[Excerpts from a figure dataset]
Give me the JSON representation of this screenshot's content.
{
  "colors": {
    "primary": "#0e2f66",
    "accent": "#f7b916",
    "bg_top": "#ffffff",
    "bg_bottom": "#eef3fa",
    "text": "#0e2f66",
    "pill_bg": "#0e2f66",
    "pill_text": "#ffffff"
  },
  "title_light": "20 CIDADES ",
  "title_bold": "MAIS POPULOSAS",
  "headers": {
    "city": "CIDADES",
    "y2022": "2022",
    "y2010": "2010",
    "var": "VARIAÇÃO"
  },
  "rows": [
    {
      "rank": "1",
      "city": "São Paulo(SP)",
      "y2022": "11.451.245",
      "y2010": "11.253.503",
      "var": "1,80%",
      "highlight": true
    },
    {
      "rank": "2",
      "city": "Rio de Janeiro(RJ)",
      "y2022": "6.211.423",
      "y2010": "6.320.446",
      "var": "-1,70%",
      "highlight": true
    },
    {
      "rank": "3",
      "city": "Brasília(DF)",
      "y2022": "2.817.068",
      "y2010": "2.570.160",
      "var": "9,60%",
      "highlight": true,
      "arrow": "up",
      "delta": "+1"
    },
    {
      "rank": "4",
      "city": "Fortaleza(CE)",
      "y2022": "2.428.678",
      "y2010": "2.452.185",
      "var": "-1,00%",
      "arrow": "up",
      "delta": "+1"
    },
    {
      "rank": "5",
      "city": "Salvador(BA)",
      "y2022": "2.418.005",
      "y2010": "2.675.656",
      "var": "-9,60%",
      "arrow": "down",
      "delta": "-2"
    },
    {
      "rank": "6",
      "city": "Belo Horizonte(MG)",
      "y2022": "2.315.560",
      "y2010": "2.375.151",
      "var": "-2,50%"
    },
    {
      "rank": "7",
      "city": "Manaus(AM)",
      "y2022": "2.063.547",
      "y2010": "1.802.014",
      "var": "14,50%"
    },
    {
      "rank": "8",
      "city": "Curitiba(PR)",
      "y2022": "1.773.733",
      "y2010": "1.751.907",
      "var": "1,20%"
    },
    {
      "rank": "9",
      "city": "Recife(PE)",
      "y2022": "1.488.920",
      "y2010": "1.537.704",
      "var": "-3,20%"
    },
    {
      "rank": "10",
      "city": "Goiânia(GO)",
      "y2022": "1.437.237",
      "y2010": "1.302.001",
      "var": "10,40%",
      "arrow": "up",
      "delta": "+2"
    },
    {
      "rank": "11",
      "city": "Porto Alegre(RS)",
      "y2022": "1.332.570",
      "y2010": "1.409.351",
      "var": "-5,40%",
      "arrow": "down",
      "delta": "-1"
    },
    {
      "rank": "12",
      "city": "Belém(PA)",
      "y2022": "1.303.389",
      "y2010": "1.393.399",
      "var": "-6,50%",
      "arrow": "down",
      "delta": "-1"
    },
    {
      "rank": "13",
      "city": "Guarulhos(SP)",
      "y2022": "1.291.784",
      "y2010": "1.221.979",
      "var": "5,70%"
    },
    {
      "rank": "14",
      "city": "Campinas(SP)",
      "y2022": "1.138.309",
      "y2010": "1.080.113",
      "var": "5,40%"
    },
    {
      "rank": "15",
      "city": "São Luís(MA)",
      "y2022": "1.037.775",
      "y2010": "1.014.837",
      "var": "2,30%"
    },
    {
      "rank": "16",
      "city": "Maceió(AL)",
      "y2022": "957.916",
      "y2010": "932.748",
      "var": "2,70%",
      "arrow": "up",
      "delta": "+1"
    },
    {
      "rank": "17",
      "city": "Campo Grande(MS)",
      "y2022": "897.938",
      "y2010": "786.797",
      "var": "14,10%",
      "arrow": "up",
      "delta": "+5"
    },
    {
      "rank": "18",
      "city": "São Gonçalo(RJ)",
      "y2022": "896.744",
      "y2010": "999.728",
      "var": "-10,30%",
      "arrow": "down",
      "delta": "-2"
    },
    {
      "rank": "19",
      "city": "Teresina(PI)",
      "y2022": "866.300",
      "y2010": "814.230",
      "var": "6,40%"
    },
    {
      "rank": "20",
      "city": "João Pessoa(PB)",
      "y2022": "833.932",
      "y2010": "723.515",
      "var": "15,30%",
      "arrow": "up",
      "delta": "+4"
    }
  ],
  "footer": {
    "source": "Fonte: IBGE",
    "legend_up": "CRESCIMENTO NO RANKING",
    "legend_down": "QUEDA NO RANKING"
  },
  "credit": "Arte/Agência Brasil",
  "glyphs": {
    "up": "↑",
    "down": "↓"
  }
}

→ WHAT TO PRODUCE
Take every line from the data above that holds "CIDADES" and copy it out.

→ ANSWER
  "title_light": "20 CIDADES ",
    "city": "CIDADES",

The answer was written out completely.